## Records:
= = = = = = =
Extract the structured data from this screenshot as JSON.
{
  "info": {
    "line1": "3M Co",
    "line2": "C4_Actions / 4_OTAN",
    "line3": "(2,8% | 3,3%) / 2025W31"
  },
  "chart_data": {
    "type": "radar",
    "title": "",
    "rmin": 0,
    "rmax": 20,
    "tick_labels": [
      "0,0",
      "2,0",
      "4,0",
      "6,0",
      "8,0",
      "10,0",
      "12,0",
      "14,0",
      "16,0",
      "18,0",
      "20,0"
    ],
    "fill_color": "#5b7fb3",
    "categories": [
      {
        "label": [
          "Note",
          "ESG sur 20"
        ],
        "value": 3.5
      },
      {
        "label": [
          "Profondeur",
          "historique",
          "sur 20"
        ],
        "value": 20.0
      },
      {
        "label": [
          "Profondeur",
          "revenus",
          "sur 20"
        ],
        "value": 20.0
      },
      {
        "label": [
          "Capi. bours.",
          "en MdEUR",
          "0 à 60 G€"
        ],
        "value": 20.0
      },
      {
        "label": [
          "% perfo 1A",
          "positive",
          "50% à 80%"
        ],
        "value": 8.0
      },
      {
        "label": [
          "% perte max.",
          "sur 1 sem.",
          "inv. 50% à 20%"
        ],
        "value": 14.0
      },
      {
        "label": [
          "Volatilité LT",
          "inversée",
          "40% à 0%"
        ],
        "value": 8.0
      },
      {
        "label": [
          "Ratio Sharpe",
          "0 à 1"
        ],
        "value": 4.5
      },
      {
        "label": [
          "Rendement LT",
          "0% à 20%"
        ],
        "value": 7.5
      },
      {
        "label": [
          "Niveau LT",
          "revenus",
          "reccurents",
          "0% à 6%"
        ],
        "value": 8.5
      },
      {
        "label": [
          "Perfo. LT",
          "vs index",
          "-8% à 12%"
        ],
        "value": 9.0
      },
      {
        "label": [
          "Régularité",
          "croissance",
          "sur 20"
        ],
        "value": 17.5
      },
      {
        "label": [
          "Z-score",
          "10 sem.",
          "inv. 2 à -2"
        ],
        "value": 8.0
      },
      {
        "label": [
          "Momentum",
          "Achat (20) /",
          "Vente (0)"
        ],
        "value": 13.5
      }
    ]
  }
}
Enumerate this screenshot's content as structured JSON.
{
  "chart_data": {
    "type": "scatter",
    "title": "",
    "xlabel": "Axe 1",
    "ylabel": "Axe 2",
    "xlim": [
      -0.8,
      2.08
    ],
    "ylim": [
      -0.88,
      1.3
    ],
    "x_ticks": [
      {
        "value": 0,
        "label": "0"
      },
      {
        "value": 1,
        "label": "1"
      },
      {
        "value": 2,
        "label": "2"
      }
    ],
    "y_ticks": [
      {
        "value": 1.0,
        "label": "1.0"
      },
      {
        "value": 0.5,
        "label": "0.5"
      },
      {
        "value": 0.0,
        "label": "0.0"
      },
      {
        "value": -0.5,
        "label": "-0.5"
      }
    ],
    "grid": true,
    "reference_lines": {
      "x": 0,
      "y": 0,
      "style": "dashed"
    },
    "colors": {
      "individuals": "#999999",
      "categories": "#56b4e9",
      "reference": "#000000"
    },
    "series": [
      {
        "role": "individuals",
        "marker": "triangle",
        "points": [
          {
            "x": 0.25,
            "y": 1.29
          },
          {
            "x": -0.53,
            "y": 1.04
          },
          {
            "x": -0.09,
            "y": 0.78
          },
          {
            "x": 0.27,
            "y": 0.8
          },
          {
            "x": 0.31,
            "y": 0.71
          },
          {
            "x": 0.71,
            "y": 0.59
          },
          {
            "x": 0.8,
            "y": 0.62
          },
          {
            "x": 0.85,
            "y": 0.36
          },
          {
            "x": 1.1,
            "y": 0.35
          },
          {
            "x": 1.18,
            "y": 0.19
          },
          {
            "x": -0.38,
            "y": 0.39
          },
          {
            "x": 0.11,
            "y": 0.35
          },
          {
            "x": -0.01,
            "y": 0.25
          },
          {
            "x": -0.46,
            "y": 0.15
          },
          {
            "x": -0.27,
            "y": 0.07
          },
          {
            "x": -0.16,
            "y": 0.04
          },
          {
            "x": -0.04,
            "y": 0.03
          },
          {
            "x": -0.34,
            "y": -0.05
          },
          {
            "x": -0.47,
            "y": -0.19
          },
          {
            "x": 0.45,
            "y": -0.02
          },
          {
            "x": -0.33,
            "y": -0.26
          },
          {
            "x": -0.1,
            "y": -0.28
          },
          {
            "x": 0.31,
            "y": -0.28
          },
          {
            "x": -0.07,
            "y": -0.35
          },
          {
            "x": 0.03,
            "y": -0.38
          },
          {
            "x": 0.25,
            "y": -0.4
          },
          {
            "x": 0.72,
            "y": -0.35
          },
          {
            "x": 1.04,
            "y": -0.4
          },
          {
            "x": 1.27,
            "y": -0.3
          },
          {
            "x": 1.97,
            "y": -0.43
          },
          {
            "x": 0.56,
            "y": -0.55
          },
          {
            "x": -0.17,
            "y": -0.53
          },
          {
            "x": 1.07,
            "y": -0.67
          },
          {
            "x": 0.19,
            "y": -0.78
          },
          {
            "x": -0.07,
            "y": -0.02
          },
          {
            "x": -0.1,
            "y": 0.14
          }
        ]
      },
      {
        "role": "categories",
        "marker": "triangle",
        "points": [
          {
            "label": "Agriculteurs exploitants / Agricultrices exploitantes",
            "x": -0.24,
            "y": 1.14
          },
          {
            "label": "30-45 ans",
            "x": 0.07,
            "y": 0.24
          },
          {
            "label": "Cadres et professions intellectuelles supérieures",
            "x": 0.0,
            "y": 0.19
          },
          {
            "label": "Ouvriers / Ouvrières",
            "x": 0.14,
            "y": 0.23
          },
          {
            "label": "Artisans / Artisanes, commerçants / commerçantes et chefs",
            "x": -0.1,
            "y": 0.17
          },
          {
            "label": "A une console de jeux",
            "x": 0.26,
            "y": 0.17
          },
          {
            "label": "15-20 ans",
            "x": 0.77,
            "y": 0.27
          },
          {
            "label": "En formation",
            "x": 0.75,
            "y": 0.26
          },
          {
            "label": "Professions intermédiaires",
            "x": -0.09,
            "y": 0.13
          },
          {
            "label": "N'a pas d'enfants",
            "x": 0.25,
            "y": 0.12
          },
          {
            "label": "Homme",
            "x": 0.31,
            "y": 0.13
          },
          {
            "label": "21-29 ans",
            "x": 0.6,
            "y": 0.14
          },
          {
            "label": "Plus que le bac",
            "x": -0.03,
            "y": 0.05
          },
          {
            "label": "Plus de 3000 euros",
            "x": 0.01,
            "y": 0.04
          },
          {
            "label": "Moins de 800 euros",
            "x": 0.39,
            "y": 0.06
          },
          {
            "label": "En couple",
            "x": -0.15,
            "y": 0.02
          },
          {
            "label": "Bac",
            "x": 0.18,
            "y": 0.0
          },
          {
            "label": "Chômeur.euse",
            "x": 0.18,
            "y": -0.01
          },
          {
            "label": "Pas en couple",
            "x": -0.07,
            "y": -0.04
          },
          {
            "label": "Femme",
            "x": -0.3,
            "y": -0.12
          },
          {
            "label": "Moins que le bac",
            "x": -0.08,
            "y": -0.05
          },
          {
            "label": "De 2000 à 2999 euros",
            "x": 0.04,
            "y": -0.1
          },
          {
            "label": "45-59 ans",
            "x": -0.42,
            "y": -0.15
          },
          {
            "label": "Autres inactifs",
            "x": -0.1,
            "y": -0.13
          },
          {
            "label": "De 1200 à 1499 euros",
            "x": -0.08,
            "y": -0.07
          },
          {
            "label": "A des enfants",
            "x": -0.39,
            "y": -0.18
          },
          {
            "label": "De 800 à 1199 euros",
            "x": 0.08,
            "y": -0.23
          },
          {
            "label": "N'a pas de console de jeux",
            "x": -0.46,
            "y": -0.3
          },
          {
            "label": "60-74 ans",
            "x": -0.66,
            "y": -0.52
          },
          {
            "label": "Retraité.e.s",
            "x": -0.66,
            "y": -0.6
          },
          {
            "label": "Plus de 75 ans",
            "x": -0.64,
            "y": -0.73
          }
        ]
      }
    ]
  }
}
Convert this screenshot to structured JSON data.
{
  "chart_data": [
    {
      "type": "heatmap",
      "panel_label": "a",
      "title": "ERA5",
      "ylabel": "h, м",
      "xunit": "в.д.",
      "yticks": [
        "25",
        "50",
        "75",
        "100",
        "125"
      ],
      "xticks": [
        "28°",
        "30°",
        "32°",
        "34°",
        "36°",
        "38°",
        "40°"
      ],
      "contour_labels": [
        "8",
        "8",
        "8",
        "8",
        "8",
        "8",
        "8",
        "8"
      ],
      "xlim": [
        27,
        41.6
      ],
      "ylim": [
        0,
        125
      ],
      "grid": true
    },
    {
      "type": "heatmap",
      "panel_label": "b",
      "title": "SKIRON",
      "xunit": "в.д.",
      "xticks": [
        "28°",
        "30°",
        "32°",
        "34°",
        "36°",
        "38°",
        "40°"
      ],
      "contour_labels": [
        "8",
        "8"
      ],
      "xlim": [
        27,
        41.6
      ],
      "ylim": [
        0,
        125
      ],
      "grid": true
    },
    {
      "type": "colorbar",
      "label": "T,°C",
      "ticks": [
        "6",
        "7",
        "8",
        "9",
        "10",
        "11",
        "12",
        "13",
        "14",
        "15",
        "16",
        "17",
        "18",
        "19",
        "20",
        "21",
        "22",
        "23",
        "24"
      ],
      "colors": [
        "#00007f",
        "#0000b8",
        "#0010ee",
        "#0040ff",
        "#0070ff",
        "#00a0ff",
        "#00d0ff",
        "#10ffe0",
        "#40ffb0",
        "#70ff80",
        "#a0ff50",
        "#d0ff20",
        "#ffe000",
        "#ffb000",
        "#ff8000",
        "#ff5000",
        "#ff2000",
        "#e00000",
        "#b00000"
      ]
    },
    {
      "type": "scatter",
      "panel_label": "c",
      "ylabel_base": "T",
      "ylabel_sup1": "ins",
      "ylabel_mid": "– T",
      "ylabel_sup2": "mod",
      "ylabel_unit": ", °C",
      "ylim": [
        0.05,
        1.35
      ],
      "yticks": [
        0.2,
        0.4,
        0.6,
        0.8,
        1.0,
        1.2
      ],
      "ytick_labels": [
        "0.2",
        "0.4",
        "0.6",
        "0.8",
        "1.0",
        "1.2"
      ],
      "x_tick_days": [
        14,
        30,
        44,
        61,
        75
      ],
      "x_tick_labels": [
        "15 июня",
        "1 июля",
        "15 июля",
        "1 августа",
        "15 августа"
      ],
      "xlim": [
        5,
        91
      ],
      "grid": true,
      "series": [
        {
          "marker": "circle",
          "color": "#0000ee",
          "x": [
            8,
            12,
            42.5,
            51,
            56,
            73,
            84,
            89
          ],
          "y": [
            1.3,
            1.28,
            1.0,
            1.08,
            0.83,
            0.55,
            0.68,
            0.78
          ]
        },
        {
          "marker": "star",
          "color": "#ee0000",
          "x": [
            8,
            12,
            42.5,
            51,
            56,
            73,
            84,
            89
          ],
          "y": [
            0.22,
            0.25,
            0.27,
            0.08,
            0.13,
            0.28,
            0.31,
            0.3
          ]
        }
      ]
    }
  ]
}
= = = = = = =
## What to do:
From the listing above, copy out each line where the word "jeux" appears.

## Exercise response:
            "label": "A une console de jeux",
            "label": "N'a pas de console de jeux",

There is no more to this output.